[Dataset items]

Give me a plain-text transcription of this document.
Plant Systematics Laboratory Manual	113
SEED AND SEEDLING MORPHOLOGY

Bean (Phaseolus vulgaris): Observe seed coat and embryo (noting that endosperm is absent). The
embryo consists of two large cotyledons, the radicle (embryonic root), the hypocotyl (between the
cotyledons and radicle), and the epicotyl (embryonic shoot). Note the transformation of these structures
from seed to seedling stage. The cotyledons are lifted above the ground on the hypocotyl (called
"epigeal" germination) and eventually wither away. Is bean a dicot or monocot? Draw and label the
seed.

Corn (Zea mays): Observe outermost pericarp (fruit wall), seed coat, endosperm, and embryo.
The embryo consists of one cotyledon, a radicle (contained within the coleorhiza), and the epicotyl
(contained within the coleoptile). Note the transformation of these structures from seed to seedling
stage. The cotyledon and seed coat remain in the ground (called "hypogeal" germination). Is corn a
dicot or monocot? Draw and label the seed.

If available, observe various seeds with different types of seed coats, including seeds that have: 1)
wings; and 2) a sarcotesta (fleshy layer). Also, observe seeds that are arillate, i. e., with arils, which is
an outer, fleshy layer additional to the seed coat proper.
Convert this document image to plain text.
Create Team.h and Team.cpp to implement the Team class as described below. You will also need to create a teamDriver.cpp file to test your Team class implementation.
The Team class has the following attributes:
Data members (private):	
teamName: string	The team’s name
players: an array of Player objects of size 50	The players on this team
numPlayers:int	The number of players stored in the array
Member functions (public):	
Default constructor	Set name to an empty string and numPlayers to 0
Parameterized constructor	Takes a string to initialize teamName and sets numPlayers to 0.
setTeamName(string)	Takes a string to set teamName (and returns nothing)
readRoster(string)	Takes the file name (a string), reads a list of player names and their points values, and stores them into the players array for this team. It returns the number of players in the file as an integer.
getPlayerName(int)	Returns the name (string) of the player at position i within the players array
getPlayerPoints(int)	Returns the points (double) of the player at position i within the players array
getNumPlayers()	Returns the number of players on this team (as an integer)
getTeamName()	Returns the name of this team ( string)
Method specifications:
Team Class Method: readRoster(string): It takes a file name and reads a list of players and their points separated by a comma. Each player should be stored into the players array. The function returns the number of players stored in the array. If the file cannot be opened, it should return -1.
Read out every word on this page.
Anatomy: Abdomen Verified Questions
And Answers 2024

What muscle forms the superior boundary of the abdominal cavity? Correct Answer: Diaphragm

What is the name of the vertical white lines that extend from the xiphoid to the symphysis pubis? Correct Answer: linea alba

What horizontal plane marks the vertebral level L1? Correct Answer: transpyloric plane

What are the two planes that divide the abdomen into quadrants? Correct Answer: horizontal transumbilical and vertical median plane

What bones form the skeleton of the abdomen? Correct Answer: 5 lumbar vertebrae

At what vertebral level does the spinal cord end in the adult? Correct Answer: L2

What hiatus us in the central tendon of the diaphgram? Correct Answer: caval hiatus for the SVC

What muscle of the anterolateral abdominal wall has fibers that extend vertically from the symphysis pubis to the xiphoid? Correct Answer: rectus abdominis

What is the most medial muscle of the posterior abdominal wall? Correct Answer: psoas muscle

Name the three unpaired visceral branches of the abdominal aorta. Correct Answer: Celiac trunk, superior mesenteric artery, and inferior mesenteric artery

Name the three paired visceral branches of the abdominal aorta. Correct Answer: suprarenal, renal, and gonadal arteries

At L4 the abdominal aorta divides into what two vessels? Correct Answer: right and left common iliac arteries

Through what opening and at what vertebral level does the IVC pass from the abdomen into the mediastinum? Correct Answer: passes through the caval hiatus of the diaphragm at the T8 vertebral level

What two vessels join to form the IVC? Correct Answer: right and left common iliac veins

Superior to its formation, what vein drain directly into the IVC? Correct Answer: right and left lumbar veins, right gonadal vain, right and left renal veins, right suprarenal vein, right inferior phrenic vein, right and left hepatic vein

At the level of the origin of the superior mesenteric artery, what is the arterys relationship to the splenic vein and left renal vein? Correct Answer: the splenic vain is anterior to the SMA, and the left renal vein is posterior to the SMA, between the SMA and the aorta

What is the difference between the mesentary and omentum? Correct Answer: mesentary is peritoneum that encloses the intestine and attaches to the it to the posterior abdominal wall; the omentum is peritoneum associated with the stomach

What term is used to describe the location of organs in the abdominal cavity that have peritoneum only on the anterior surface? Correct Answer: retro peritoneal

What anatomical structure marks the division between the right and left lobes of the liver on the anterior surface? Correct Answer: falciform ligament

| Task goal |
Give a single number: the count of lines above that include the word "Draw".

| Problem solution |
2